### WHAT YOU ARE ASKED TO DO
The exercise asks for every line of the data to be reproduced exactly.

### ENTRIES SUPPLIED
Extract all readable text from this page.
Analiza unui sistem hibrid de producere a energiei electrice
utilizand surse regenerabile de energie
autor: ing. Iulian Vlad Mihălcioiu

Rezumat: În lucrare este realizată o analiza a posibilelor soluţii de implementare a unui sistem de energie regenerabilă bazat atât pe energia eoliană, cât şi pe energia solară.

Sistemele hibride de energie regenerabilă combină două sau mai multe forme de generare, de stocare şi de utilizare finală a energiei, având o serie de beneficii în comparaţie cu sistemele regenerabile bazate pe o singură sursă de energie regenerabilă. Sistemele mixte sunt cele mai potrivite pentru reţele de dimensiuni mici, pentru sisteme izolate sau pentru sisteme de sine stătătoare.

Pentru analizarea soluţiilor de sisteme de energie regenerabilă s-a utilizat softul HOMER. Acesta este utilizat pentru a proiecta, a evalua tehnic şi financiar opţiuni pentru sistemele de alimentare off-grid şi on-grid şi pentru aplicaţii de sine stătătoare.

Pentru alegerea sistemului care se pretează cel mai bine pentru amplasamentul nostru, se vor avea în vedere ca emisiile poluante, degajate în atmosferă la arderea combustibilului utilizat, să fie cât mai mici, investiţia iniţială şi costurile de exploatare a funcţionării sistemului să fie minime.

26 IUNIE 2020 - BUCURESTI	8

### TASK ANSWER
Extract all readable text from this page.
Analiza unui sistem hibrid de producere a energiei electrice
utilizand surse regenerabile de energie
autor: ing. Iulian Vlad Mihălcioiu

Rezumat: În lucrare este realizată o analiza a posibilelor soluţii de implementare a unui sistem de energie regenerabilă bazat atât pe energia eoliană, cât şi pe energia solară.

Sistemele hibride de energie regenerabilă combină două sau mai multe forme de generare, de stocare şi de utilizare finală a energiei, având o serie de beneficii în comparaţie cu sistemele regenerabile bazate pe o singură sursă de energie regenerabilă. Sistemele mixte sunt cele mai potrivite pentru reţele de dimensiuni mici, pentru sisteme izolate sau pentru sisteme de sine stătătoare.

Pentru analizarea soluţiilor de sisteme de energie regenerabilă s-a utilizat softul HOMER. Acesta este utilizat pentru a proiecta, a evalua tehnic şi financiar opţiuni pentru sistemele de alimentare off-grid şi on-grid şi pentru aplicaţii de sine stătătoare.

Pentru alegerea sistemului care se pretează cel mai bine pentru amplasamentul nostru, se vor avea în vedere ca emisiile poluante, degajate în atmosferă la arderea combustibilului utilizat, să fie cât mai mici, investiţia iniţială şi costurile de exploatare a funcţionării sistemului să fie minime.

26 IUNIE 2020 - BUCURESTI	8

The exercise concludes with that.